#### Provided entries

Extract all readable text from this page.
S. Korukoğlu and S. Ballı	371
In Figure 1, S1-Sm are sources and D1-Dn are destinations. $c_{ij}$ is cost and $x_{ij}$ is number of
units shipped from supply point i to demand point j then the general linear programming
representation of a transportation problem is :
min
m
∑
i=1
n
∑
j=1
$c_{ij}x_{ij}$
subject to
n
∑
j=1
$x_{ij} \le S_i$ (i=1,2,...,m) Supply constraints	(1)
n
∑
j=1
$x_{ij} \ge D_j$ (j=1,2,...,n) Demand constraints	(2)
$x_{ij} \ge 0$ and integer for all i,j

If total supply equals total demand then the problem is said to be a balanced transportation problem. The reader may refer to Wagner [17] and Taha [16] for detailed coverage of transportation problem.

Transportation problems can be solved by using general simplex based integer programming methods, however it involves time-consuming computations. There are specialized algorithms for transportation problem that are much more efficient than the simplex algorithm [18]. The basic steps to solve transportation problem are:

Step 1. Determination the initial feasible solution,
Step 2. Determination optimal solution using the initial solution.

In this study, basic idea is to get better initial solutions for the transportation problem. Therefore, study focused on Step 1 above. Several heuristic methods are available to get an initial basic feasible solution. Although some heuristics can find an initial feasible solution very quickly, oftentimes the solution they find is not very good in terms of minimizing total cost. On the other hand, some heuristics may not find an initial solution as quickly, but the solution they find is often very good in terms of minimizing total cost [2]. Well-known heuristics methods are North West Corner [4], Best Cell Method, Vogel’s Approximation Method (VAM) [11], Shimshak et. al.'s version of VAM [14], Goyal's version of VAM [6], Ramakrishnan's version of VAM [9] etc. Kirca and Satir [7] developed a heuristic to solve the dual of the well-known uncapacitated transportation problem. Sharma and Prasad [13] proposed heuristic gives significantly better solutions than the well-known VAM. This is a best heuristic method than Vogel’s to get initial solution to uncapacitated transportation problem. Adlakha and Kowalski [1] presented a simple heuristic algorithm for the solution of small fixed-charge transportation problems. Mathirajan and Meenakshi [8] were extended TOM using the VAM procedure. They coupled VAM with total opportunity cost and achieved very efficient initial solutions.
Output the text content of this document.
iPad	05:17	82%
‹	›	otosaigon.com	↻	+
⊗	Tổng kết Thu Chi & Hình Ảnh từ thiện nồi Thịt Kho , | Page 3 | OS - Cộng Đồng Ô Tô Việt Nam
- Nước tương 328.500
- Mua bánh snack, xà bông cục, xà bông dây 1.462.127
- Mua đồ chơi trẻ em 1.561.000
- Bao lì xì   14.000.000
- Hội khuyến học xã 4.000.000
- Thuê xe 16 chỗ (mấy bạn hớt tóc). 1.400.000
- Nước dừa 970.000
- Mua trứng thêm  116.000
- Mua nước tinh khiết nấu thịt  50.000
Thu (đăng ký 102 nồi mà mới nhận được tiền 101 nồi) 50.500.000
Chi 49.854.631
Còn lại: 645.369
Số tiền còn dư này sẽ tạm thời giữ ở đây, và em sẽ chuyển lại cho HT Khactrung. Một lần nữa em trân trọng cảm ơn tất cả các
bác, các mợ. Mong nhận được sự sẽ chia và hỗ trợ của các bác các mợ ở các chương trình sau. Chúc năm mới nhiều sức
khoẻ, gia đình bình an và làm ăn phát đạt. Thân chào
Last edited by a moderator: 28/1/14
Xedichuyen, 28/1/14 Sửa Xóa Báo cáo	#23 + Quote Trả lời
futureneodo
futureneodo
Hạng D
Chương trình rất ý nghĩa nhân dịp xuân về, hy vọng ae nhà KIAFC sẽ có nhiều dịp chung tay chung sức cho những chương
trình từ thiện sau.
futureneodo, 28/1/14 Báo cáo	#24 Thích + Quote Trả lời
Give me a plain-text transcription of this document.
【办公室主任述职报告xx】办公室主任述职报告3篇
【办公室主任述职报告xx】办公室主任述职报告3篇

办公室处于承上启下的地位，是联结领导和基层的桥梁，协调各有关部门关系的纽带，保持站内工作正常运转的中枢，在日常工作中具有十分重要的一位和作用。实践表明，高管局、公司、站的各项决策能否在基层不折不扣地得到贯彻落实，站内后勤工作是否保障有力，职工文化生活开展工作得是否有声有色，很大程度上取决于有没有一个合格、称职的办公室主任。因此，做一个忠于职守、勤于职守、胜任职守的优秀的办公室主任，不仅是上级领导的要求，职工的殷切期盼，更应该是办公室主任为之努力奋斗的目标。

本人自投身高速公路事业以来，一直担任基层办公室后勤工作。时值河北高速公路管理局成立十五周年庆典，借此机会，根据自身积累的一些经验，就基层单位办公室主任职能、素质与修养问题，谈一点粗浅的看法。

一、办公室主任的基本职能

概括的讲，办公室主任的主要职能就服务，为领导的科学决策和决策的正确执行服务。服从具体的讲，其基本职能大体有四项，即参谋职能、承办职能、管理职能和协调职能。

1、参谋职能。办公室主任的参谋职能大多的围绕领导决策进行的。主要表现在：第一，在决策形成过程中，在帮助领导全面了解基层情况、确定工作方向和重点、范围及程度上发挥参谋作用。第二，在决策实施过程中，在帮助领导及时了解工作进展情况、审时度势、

########

**What is being asked:** Set down the entries above again, word for word.

**Result of this task:**
Extract all readable text from this page.
S. Korukoğlu and S. Ballı	371
In Figure 1, S1-Sm are sources and D1-Dn are destinations. $c_{ij}$ is cost and $x_{ij}$ is number of
units shipped from supply point i to demand point j then the general linear programming
representation of a transportation problem is :
min
m
∑
i=1
n
∑
j=1
$c_{ij}x_{ij}$
subject to
n
∑
j=1
$x_{ij} \le S_i$ (i=1,2,...,m) Supply constraints	(1)
n
∑
j=1
$x_{ij} \ge D_j$ (j=1,2,...,n) Demand constraints	(2)
$x_{ij} \ge 0$ and integer for all i,j

If total supply equals total demand then the problem is said to be a balanced transportation problem. The reader may refer to Wagner [17] and Taha [16] for detailed coverage of transportation problem.

Transportation problems can be solved by using general simplex based integer programming methods, however it involves time-consuming computations. There are specialized algorithms for transportation problem that are much more efficient than the simplex algorithm [18]. The basic steps to solve transportation problem are:

Step 1. Determination the initial feasible solution,
Step 2. Determination optimal solution using the initial solution.

In this study, basic idea is to get better initial solutions for the transportation problem. Therefore, study focused on Step 1 above. Several heuristic methods are available to get an initial basic feasible solution. Although some heuristics can find an initial feasible solution very quickly, oftentimes the solution they find is not very good in terms of minimizing total cost. On the other hand, some heuristics may not find an initial solution as quickly, but the solution they find is often very good in terms of minimizing total cost [2]. Well-known heuristics methods are North West Corner [4], Best Cell Method, Vogel’s Approximation Method (VAM) [11], Shimshak et. al.'s version of VAM [14], Goyal's version of VAM [6], Ramakrishnan's version of VAM [9] etc. Kirca and Satir [7] developed a heuristic to solve the dual of the well-known uncapacitated transportation problem. Sharma and Prasad [13] proposed heuristic gives significantly better solutions than the well-known VAM. This is a best heuristic method than Vogel’s to get initial solution to uncapacitated transportation problem. Adlakha and Kowalski [1] presented a simple heuristic algorithm for the solution of small fixed-charge transportation problems. Mathirajan and Meenakshi [8] were extended TOM using the VAM procedure. They coupled VAM with total opportunity cost and achieved very efficient initial solutions.
Output the text content of this document.
iPad	05:17	82%
‹	›	otosaigon.com	↻	+
⊗	Tổng kết Thu Chi & Hình Ảnh từ thiện nồi Thịt Kho , | Page 3 | OS - Cộng Đồng Ô Tô Việt Nam
- Nước tương 328.500
- Mua bánh snack, xà bông cục, xà bông dây 1.462.127
- Mua đồ chơi trẻ em 1.561.000
- Bao lì xì   14.000.000
- Hội khuyến học xã 4.000.000
- Thuê xe 16 chỗ (mấy bạn hớt tóc). 1.400.000
- Nước dừa 970.000
- Mua trứng thêm  116.000
- Mua nước tinh khiết nấu thịt  50.000
Thu (đăng ký 102 nồi mà mới nhận được tiền 101 nồi) 50.500.000
Chi 49.854.631
Còn lại: 645.369
Số tiền còn dư này sẽ tạm thời giữ ở đây, và em sẽ chuyển lại cho HT Khactrung. Một lần nữa em trân trọng cảm ơn tất cả các
bác, các mợ. Mong nhận được sự sẽ chia và hỗ trợ của các bác các mợ ở các chương trình sau. Chúc năm mới nhiều sức
khoẻ, gia đình bình an và làm ăn phát đạt. Thân chào
Last edited by a moderator: 28/1/14
Xedichuyen, 28/1/14 Sửa Xóa Báo cáo	#23 + Quote Trả lời
futureneodo
futureneodo
Hạng D
Chương trình rất ý nghĩa nhân dịp xuân về, hy vọng ae nhà KIAFC sẽ có nhiều dịp chung tay chung sức cho những chương
trình từ thiện sau.
futureneodo, 28/1/14 Báo cáo	#24 Thích + Quote Trả lời
Give me a plain-text transcription of this document.
【办公室主任述职报告xx】办公室主任述职报告3篇
【办公室主任述职报告xx】办公室主任述职报告3篇

办公室处于承上启下的地位，是联结领导和基层的桥梁，协调各有关部门关系的纽带，保持站内工作正常运转的中枢，在日常工作中具有十分重要的一位和作用。实践表明，高管局、公司、站的各项决策能否在基层不折不扣地得到贯彻落实，站内后勤工作是否保障有力，职工文化生活开展工作得是否有声有色，很大程度上取决于有没有一个合格、称职的办公室主任。因此，做一个忠于职守、勤于职守、胜任职守的优秀的办公室主任，不仅是上级领导的要求，职工的殷切期盼，更应该是办公室主任为之努力奋斗的目标。

本人自投身高速公路事业以来，一直担任基层办公室后勤工作。时值河北高速公路管理局成立十五周年庆典，借此机会，根据自身积累的一些经验，就基层单位办公室主任职能、素质与修养问题，谈一点粗浅的看法。

一、办公室主任的基本职能

概括的讲，办公室主任的主要职能就服务，为领导的科学决策和决策的正确执行服务。服从具体的讲，其基本职能大体有四项，即参谋职能、承办职能、管理职能和协调职能。

1、参谋职能。办公室主任的参谋职能大多的围绕领导决策进行的。主要表现在：第一，在决策形成过程中，在帮助领导全面了解基层情况、确定工作方向和重点、范围及程度上发挥参谋作用。第二，在决策实施过程中，在帮助领导及时了解工作进展情况、审时度势、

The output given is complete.